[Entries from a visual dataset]
BEGIN

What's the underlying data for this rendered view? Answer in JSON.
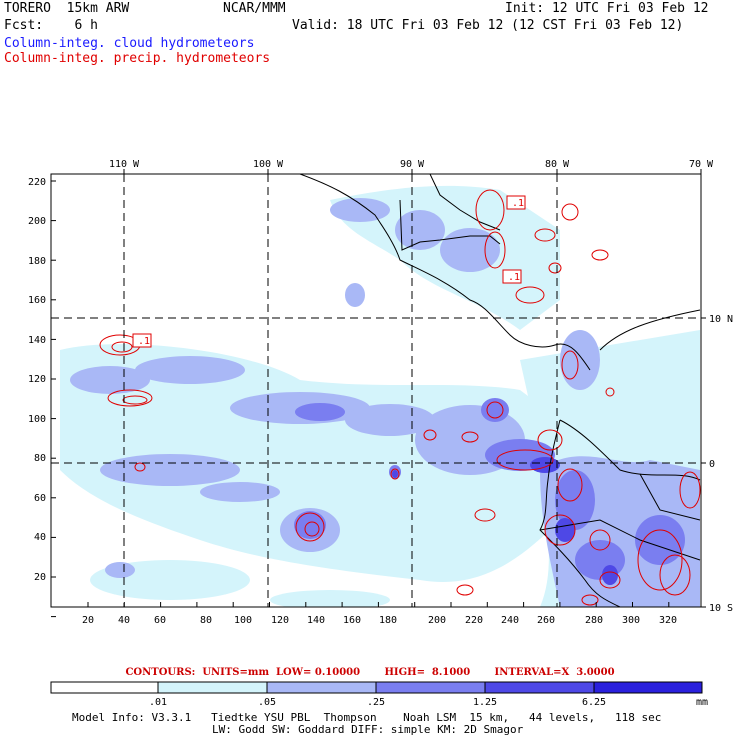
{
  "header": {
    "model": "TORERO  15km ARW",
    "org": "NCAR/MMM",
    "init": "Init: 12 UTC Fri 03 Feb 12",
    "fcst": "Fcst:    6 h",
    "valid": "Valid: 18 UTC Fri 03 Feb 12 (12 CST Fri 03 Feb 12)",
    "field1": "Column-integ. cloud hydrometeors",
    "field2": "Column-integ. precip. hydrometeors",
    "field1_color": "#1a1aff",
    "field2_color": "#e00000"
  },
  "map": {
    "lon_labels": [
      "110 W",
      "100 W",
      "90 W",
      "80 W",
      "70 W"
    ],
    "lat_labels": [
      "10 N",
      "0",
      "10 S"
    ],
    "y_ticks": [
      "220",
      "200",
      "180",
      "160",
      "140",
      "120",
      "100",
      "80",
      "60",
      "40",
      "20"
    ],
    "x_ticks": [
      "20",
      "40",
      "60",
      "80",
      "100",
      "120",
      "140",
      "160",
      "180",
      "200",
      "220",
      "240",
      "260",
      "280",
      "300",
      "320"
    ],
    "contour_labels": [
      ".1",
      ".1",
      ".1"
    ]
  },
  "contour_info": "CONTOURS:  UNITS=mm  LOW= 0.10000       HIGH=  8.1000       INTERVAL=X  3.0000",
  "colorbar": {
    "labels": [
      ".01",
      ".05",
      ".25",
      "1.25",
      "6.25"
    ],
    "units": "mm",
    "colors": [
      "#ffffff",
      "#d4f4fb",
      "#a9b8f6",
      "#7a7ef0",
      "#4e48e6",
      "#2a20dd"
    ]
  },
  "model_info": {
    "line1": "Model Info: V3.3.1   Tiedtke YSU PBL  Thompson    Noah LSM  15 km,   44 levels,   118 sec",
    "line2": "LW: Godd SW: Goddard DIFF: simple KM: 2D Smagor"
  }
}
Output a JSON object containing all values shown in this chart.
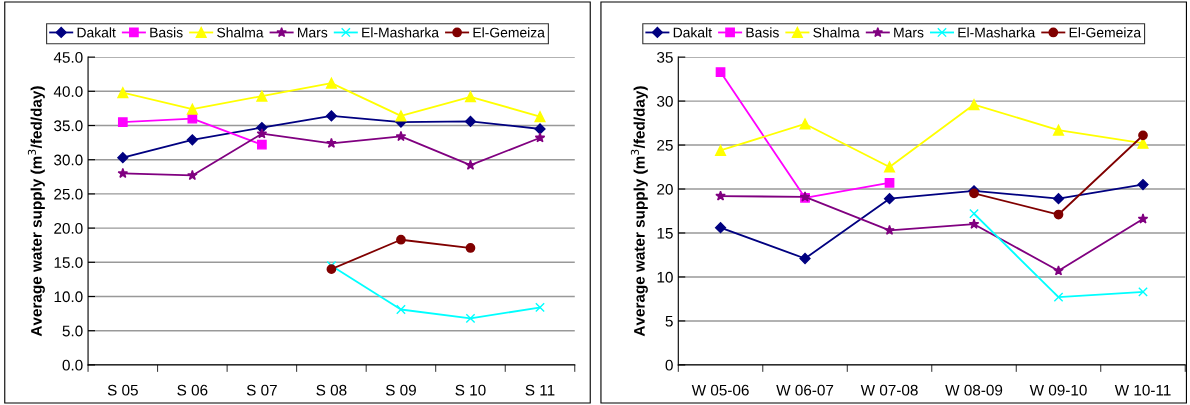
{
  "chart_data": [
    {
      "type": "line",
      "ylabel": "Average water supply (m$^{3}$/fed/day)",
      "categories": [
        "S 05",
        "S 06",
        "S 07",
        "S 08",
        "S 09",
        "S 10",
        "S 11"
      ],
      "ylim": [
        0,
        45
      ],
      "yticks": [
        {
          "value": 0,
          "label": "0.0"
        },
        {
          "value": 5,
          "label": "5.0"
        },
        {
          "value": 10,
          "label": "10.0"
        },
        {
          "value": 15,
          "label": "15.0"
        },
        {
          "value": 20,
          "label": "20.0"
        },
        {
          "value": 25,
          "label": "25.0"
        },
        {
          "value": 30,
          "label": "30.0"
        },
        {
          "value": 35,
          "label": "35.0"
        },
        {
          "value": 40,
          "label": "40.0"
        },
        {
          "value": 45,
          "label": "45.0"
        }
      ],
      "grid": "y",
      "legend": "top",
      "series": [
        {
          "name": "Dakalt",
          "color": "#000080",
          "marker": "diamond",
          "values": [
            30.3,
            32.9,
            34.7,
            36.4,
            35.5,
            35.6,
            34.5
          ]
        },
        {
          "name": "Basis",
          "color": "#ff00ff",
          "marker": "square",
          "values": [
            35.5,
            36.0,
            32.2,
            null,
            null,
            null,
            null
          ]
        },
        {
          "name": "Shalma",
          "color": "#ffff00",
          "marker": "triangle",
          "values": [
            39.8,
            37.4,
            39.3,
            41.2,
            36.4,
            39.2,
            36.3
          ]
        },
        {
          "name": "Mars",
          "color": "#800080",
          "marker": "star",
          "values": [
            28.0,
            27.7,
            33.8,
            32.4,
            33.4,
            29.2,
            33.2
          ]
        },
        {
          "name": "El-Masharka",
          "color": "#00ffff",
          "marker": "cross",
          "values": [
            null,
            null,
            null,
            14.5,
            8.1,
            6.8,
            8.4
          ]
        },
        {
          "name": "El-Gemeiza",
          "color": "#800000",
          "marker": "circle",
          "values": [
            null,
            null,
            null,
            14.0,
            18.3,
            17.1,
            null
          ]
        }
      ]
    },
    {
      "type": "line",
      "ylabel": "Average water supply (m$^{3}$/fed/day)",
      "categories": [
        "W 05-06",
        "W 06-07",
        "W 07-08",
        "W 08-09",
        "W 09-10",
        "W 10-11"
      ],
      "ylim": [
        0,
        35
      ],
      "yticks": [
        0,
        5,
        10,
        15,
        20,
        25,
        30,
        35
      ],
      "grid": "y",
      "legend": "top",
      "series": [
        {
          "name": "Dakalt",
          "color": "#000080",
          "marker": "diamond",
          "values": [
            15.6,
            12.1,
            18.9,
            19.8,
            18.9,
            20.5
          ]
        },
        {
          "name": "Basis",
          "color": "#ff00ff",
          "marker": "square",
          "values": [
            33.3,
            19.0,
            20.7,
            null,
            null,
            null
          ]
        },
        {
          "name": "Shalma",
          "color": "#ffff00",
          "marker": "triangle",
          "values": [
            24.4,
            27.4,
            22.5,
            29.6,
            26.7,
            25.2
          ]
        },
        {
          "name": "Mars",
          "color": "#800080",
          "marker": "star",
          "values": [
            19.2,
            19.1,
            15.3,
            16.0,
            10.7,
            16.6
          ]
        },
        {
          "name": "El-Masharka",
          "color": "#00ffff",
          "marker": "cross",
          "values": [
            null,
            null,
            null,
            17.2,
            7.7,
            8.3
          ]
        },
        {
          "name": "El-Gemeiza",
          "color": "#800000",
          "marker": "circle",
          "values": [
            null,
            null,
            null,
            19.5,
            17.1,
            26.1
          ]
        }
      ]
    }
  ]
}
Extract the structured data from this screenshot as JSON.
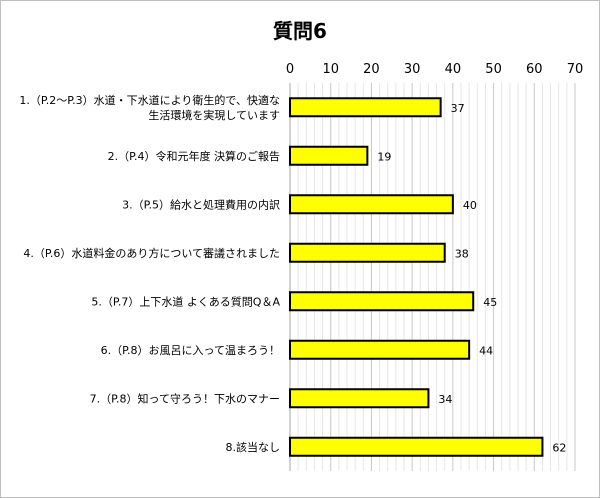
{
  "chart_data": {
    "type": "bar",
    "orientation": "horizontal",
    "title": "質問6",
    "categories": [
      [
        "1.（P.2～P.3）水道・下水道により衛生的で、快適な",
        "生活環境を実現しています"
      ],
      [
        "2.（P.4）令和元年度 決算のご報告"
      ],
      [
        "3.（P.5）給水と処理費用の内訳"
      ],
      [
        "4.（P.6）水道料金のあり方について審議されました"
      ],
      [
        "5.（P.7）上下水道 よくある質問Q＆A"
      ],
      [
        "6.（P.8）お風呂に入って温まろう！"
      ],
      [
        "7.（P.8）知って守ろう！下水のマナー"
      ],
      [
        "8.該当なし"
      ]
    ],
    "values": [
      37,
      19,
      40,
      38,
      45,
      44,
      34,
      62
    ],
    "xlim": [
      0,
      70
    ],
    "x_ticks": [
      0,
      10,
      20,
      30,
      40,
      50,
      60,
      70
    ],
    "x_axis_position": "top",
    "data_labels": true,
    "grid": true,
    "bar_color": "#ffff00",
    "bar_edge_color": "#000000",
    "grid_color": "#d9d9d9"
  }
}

END

EXERCISE REQUIREMENTS: Each entry gets copied exactly; the pictures stay out.

ANSWER TO THE EXERCISE:
What's the underlying data for this rendered view? Answer in JSON.
{
  "header": {
    "model": "TORERO  15km ARW",
    "org": "NCAR/MMM",
    "init": "Init: 12 UTC Fri 03 Feb 12",
    "fcst": "Fcst:    6 h",
    "valid": "Valid: 18 UTC Fri 03 Feb 12 (12 CST Fri 03 Feb 12)",
    "field1": "Column-integ. cloud hydrometeors",
    "field2": "Column-integ. precip. hydrometeors",
    "field1_color": "#1a1aff",
    "field2_color": "#e00000"
  },
  "map": {
    "lon_labels": [
      "110 W",
      "100 W",
      "90 W",
      "80 W",
      "70 W"
    ],
    "lat_labels": [
      "10 N",
      "0",
      "10 S"
    ],
    "y_ticks": [
      "220",
      "200",
      "180",
      "160",
      "140",
      "120",
      "100",
      "80",
      "60",
      "40",
      "20"
    ],
    "x_ticks": [
      "20",
      "40",
      "60",
      "80",
      "100",
      "120",
      "140",
      "160",
      "180",
      "200",
      "220",
      "240",
      "260",
      "280",
      "300",
      "320"
    ],
    "contour_labels": [
      ".1",
      ".1",
      ".1"
    ]
  },
  "contour_info": "CONTOURS:  UNITS=mm  LOW= 0.10000       HIGH=  8.1000       INTERVAL=X  3.0000",
  "colorbar": {
    "labels": [
      ".01",
      ".05",
      ".25",
      "1.25",
      "6.25"
    ],
    "units": "mm",
    "colors": [
      "#ffffff",
      "#d4f4fb",
      "#a9b8f6",
      "#7a7ef0",
      "#4e48e6",
      "#2a20dd"
    ]
  },
  "model_info": {
    "line1": "Model Info: V3.3.1   Tiedtke YSU PBL  Thompson    Noah LSM  15 km,   44 levels,   118 sec",
    "line2": "LW: Godd SW: Goddard DIFF: simple KM: 2D Smagor"
  }
}
Output a JSON object containing all values shown in this chart.
{
  "chart_data": [
    {
      "type": "line",
      "ylabel": "Average water supply (m$^{3}$/fed/day)",
      "categories": [
        "S 05",
        "S 06",
        "S 07",
        "S 08",
        "S 09",
        "S 10",
        "S 11"
      ],
      "ylim": [
        0,
        45
      ],
      "yticks": [
        {
          "value": 0,
          "label": "0.0"
        },
        {
          "value": 5,
          "label": "5.0"
        },
        {
          "value": 10,
          "label": "10.0"
        },
        {
          "value": 15,
          "label": "15.0"
        },
        {
          "value": 20,
          "label": "20.0"
        },
        {
          "value": 25,
          "label": "25.0"
        },
        {
          "value": 30,
          "label": "30.0"
        },
        {
          "value": 35,
          "label": "35.0"
        },
        {
          "value": 40,
          "label": "40.0"
        },
        {
          "value": 45,
          "label": "45.0"
        }
      ],
      "grid": "y",
      "legend": "top",
      "series": [
        {
          "name": "Dakalt",
          "color": "#000080",
          "marker": "diamond",
          "values": [
            30.3,
            32.9,
            34.7,
            36.4,
            35.5,
            35.6,
            34.5
          ]
        },
        {
          "name": "Basis",
          "color": "#ff00ff",
          "marker": "square",
          "values": [
            35.5,
            36.0,
            32.2,
            null,
            null,
            null,
            null
          ]
        },
        {
          "name": "Shalma",
          "color": "#ffff00",
          "marker": "triangle",
          "values": [
            39.8,
            37.4,
            39.3,
            41.2,
            36.4,
            39.2,
            36.3
          ]
        },
        {
          "name": "Mars",
          "color": "#800080",
          "marker": "star",
          "values": [
            28.0,
            27.7,
            33.8,
            32.4,
            33.4,
            29.2,
            33.2
          ]
        },
        {
          "name": "El-Masharka",
          "color": "#00ffff",
          "marker": "cross",
          "values": [
            null,
            null,
            null,
            14.5,
            8.1,
            6.8,
            8.4
          ]
        },
        {
          "name": "El-Gemeiza",
          "color": "#800000",
          "marker": "circle",
          "values": [
            null,
            null,
            null,
            14.0,
            18.3,
            17.1,
            null
          ]
        }
      ]
    },
    {
      "type": "line",
      "ylabel": "Average water supply (m$^{3}$/fed/day)",
      "categories": [
        "W 05-06",
        "W 06-07",
        "W 07-08",
        "W 08-09",
        "W 09-10",
        "W 10-11"
      ],
      "ylim": [
        0,
        35
      ],
      "yticks": [
        0,
        5,
        10,
        15,
        20,
        25,
        30,
        35
      ],
      "grid": "y",
      "legend": "top",
      "series": [
        {
          "name": "Dakalt",
          "color": "#000080",
          "marker": "diamond",
          "values": [
            15.6,
            12.1,
            18.9,
            19.8,
            18.9,
            20.5
          ]
        },
        {
          "name": "Basis",
          "color": "#ff00ff",
          "marker": "square",
          "values": [
            33.3,
            19.0,
            20.7,
            null,
            null,
            null
          ]
        },
        {
          "name": "Shalma",
          "color": "#ffff00",
          "marker": "triangle",
          "values": [
            24.4,
            27.4,
            22.5,
            29.6,
            26.7,
            25.2
          ]
        },
        {
          "name": "Mars",
          "color": "#800080",
          "marker": "star",
          "values": [
            19.2,
            19.1,
            15.3,
            16.0,
            10.7,
            16.6
          ]
        },
        {
          "name": "El-Masharka",
          "color": "#00ffff",
          "marker": "cross",
          "values": [
            null,
            null,
            null,
            17.2,
            7.7,
            8.3
          ]
        },
        {
          "name": "El-Gemeiza",
          "color": "#800000",
          "marker": "circle",
          "values": [
            null,
            null,
            null,
            19.5,
            17.1,
            26.1
          ]
        }
      ]
    }
  ]
}
Extract the structured data from this screenshot as JSON.
{
  "chart_data": {
    "type": "bar",
    "orientation": "horizontal",
    "title": "質問6",
    "categories": [
      [
        "1.（P.2～P.3）水道・下水道により衛生的で、快適な",
        "生活環境を実現しています"
      ],
      [
        "2.（P.4）令和元年度 決算のご報告"
      ],
      [
        "3.（P.5）給水と処理費用の内訳"
      ],
      [
        "4.（P.6）水道料金のあり方について審議されました"
      ],
      [
        "5.（P.7）上下水道 よくある質問Q＆A"
      ],
      [
        "6.（P.8）お風呂に入って温まろう！"
      ],
      [
        "7.（P.8）知って守ろう！下水のマナー"
      ],
      [
        "8.該当なし"
      ]
    ],
    "values": [
      37,
      19,
      40,
      38,
      45,
      44,
      34,
      62
    ],
    "xlim": [
      0,
      70
    ],
    "x_ticks": [
      0,
      10,
      20,
      30,
      40,
      50,
      60,
      70
    ],
    "x_axis_position": "top",
    "data_labels": true,
    "grid": true,
    "bar_color": "#ffff00",
    "bar_edge_color": "#000000",
    "grid_color": "#d9d9d9"
  }
}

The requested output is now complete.